%%
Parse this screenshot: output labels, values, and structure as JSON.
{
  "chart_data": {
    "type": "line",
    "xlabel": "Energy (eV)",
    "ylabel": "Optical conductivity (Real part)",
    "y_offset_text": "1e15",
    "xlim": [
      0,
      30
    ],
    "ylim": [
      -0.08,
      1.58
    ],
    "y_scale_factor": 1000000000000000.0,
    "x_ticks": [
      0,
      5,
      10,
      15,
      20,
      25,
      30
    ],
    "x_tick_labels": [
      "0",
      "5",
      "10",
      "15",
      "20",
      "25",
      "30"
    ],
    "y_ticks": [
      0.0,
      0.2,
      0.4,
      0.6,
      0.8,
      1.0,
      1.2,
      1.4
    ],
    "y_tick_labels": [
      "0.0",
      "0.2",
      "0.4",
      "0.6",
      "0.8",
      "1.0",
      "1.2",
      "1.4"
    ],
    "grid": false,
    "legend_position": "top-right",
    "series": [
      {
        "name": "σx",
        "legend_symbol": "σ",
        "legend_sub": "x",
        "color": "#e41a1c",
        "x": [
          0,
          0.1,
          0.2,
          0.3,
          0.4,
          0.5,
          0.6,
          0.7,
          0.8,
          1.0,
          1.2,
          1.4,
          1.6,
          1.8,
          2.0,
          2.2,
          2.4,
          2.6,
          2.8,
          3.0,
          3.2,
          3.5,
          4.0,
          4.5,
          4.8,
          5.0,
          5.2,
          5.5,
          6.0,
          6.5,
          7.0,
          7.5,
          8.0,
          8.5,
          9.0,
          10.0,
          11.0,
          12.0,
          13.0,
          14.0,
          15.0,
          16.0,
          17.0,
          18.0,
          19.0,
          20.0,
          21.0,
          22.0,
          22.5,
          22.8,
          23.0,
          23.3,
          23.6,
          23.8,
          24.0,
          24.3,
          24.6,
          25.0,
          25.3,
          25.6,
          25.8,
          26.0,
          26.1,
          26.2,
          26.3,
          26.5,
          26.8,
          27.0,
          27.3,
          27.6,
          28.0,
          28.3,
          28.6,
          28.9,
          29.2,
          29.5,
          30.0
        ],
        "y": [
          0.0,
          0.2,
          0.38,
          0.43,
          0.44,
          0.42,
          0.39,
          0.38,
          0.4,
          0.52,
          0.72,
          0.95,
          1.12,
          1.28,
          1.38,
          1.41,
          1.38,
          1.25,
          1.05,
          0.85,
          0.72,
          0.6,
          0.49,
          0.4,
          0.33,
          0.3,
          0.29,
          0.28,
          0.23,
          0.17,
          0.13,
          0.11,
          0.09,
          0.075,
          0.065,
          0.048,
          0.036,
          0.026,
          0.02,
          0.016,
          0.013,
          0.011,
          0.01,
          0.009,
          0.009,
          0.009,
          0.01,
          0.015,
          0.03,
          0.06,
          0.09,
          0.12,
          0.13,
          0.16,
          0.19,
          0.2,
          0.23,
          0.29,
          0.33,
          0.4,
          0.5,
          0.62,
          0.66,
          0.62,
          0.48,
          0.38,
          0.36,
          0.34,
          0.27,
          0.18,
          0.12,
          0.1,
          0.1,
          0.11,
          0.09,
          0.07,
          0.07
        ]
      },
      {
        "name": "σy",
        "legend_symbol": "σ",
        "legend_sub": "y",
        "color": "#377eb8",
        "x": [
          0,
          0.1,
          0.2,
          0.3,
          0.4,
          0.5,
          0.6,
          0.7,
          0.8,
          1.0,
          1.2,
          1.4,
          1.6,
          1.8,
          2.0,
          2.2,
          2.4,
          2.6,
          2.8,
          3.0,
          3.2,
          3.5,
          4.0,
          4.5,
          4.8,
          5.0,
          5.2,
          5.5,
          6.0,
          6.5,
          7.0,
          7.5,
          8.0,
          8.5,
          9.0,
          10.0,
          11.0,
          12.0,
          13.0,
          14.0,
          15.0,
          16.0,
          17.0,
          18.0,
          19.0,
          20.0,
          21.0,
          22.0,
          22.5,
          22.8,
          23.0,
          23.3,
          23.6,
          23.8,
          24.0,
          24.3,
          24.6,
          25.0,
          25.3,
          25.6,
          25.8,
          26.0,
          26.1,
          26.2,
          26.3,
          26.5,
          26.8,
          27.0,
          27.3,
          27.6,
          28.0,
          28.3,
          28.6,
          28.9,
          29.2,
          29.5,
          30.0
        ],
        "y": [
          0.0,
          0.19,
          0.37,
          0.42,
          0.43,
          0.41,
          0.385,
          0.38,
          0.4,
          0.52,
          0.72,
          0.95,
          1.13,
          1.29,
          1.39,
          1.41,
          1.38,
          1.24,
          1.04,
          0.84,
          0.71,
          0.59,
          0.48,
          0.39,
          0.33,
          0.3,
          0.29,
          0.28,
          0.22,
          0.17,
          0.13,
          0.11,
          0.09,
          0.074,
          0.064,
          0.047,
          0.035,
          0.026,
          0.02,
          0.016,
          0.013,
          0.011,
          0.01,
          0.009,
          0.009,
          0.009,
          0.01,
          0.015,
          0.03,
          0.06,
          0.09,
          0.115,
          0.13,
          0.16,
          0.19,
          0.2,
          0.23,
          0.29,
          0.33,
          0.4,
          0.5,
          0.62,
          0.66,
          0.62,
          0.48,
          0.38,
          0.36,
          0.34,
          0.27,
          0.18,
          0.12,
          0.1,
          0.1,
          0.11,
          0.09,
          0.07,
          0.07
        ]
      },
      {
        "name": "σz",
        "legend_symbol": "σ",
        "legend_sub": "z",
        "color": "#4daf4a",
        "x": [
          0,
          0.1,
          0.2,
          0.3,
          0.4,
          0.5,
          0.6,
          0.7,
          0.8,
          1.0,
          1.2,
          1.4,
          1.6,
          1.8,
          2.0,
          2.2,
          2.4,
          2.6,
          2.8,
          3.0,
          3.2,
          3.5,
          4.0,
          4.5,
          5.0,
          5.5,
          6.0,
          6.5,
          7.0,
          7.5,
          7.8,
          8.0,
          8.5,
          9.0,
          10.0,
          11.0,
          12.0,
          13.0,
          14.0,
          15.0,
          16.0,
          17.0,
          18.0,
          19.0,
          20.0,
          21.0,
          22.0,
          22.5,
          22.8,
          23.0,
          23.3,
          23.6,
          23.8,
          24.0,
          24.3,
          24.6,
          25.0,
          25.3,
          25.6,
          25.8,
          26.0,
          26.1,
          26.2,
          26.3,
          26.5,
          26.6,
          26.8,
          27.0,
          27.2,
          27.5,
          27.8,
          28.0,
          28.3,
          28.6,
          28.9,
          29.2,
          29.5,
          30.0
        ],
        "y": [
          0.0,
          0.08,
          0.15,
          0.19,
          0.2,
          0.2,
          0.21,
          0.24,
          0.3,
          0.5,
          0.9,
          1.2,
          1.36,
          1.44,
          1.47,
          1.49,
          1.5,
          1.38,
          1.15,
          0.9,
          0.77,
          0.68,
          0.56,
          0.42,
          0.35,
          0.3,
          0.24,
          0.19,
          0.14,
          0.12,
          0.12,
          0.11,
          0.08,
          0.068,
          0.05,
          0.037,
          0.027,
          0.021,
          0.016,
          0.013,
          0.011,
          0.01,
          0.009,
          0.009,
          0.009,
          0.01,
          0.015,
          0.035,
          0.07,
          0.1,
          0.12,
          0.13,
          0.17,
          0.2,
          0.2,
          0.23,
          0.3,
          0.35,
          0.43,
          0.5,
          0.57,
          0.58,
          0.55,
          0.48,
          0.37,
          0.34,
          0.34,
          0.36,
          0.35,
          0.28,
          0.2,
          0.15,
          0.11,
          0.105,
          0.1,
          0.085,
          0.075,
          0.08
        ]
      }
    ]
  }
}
%%
## Problem to work on
Reproduce the full listing above, character for character.

## The response
Parse this screenshot: output labels, values, and structure as JSON.
{
  "chart_data": {
    "type": "line",
    "xlabel": "Energy (eV)",
    "ylabel": "Optical conductivity (Real part)",
    "y_offset_text": "1e15",
    "xlim": [
      0,
      30
    ],
    "ylim": [
      -0.08,
      1.58
    ],
    "y_scale_factor": 1000000000000000.0,
    "x_ticks": [
      0,
      5,
      10,
      15,
      20,
      25,
      30
    ],
    "x_tick_labels": [
      "0",
      "5",
      "10",
      "15",
      "20",
      "25",
      "30"
    ],
    "y_ticks": [
      0.0,
      0.2,
      0.4,
      0.6,
      0.8,
      1.0,
      1.2,
      1.4
    ],
    "y_tick_labels": [
      "0.0",
      "0.2",
      "0.4",
      "0.6",
      "0.8",
      "1.0",
      "1.2",
      "1.4"
    ],
    "grid": false,
    "legend_position": "top-right",
    "series": [
      {
        "name": "σx",
        "legend_symbol": "σ",
        "legend_sub": "x",
        "color": "#e41a1c",
        "x": [
          0,
          0.1,
          0.2,
          0.3,
          0.4,
          0.5,
          0.6,
          0.7,
          0.8,
          1.0,
          1.2,
          1.4,
          1.6,
          1.8,
          2.0,
          2.2,
          2.4,
          2.6,
          2.8,
          3.0,
          3.2,
          3.5,
          4.0,
          4.5,
          4.8,
          5.0,
          5.2,
          5.5,
          6.0,
          6.5,
          7.0,
          7.5,
          8.0,
          8.5,
          9.0,
          10.0,
          11.0,
          12.0,
          13.0,
          14.0,
          15.0,
          16.0,
          17.0,
          18.0,
          19.0,
          20.0,
          21.0,
          22.0,
          22.5,
          22.8,
          23.0,
          23.3,
          23.6,
          23.8,
          24.0,
          24.3,
          24.6,
          25.0,
          25.3,
          25.6,
          25.8,
          26.0,
          26.1,
          26.2,
          26.3,
          26.5,
          26.8,
          27.0,
          27.3,
          27.6,
          28.0,
          28.3,
          28.6,
          28.9,
          29.2,
          29.5,
          30.0
        ],
        "y": [
          0.0,
          0.2,
          0.38,
          0.43,
          0.44,
          0.42,
          0.39,
          0.38,
          0.4,
          0.52,
          0.72,
          0.95,
          1.12,
          1.28,
          1.38,
          1.41,
          1.38,
          1.25,
          1.05,
          0.85,
          0.72,
          0.6,
          0.49,
          0.4,
          0.33,
          0.3,
          0.29,
          0.28,
          0.23,
          0.17,
          0.13,
          0.11,
          0.09,
          0.075,
          0.065,
          0.048,
          0.036,
          0.026,
          0.02,
          0.016,
          0.013,
          0.011,
          0.01,
          0.009,
          0.009,
          0.009,
          0.01,
          0.015,
          0.03,
          0.06,
          0.09,
          0.12,
          0.13,
          0.16,
          0.19,
          0.2,
          0.23,
          0.29,
          0.33,
          0.4,
          0.5,
          0.62,
          0.66,
          0.62,
          0.48,
          0.38,
          0.36,
          0.34,
          0.27,
          0.18,
          0.12,
          0.1,
          0.1,
          0.11,
          0.09,
          0.07,
          0.07
        ]
      },
      {
        "name": "σy",
        "legend_symbol": "σ",
        "legend_sub": "y",
        "color": "#377eb8",
        "x": [
          0,
          0.1,
          0.2,
          0.3,
          0.4,
          0.5,
          0.6,
          0.7,
          0.8,
          1.0,
          1.2,
          1.4,
          1.6,
          1.8,
          2.0,
          2.2,
          2.4,
          2.6,
          2.8,
          3.0,
          3.2,
          3.5,
          4.0,
          4.5,
          4.8,
          5.0,
          5.2,
          5.5,
          6.0,
          6.5,
          7.0,
          7.5,
          8.0,
          8.5,
          9.0,
          10.0,
          11.0,
          12.0,
          13.0,
          14.0,
          15.0,
          16.0,
          17.0,
          18.0,
          19.0,
          20.0,
          21.0,
          22.0,
          22.5,
          22.8,
          23.0,
          23.3,
          23.6,
          23.8,
          24.0,
          24.3,
          24.6,
          25.0,
          25.3,
          25.6,
          25.8,
          26.0,
          26.1,
          26.2,
          26.3,
          26.5,
          26.8,
          27.0,
          27.3,
          27.6,
          28.0,
          28.3,
          28.6,
          28.9,
          29.2,
          29.5,
          30.0
        ],
        "y": [
          0.0,
          0.19,
          0.37,
          0.42,
          0.43,
          0.41,
          0.385,
          0.38,
          0.4,
          0.52,
          0.72,
          0.95,
          1.13,
          1.29,
          1.39,
          1.41,
          1.38,
          1.24,
          1.04,
          0.84,
          0.71,
          0.59,
          0.48,
          0.39,
          0.33,
          0.3,
          0.29,
          0.28,
          0.22,
          0.17,
          0.13,
          0.11,
          0.09,
          0.074,
          0.064,
          0.047,
          0.035,
          0.026,
          0.02,
          0.016,
          0.013,
          0.011,
          0.01,
          0.009,
          0.009,
          0.009,
          0.01,
          0.015,
          0.03,
          0.06,
          0.09,
          0.115,
          0.13,
          0.16,
          0.19,
          0.2,
          0.23,
          0.29,
          0.33,
          0.4,
          0.5,
          0.62,
          0.66,
          0.62,
          0.48,
          0.38,
          0.36,
          0.34,
          0.27,
          0.18,
          0.12,
          0.1,
          0.1,
          0.11,
          0.09,
          0.07,
          0.07
        ]
      },
      {
        "name": "σz",
        "legend_symbol": "σ",
        "legend_sub": "z",
        "color": "#4daf4a",
        "x": [
          0,
          0.1,
          0.2,
          0.3,
          0.4,
          0.5,
          0.6,
          0.7,
          0.8,
          1.0,
          1.2,
          1.4,
          1.6,
          1.8,
          2.0,
          2.2,
          2.4,
          2.6,
          2.8,
          3.0,
          3.2,
          3.5,
          4.0,
          4.5,
          5.0,
          5.5,
          6.0,
          6.5,
          7.0,
          7.5,
          7.8,
          8.0,
          8.5,
          9.0,
          10.0,
          11.0,
          12.0,
          13.0,
          14.0,
          15.0,
          16.0,
          17.0,
          18.0,
          19.0,
          20.0,
          21.0,
          22.0,
          22.5,
          22.8,
          23.0,
          23.3,
          23.6,
          23.8,
          24.0,
          24.3,
          24.6,
          25.0,
          25.3,
          25.6,
          25.8,
          26.0,
          26.1,
          26.2,
          26.3,
          26.5,
          26.6,
          26.8,
          27.0,
          27.2,
          27.5,
          27.8,
          28.0,
          28.3,
          28.6,
          28.9,
          29.2,
          29.5,
          30.0
        ],
        "y": [
          0.0,
          0.08,
          0.15,
          0.19,
          0.2,
          0.2,
          0.21,
          0.24,
          0.3,
          0.5,
          0.9,
          1.2,
          1.36,
          1.44,
          1.47,
          1.49,
          1.5,
          1.38,
          1.15,
          0.9,
          0.77,
          0.68,
          0.56,
          0.42,
          0.35,
          0.3,
          0.24,
          0.19,
          0.14,
          0.12,
          0.12,
          0.11,
          0.08,
          0.068,
          0.05,
          0.037,
          0.027,
          0.021,
          0.016,
          0.013,
          0.011,
          0.01,
          0.009,
          0.009,
          0.009,
          0.01,
          0.015,
          0.035,
          0.07,
          0.1,
          0.12,
          0.13,
          0.17,
          0.2,
          0.2,
          0.23,
          0.3,
          0.35,
          0.43,
          0.5,
          0.57,
          0.58,
          0.55,
          0.48,
          0.37,
          0.34,
          0.34,
          0.36,
          0.35,
          0.28,
          0.2,
          0.15,
          0.11,
          0.105,
          0.1,
          0.085,
          0.075,
          0.08
        ]
      }
    ]
  }
}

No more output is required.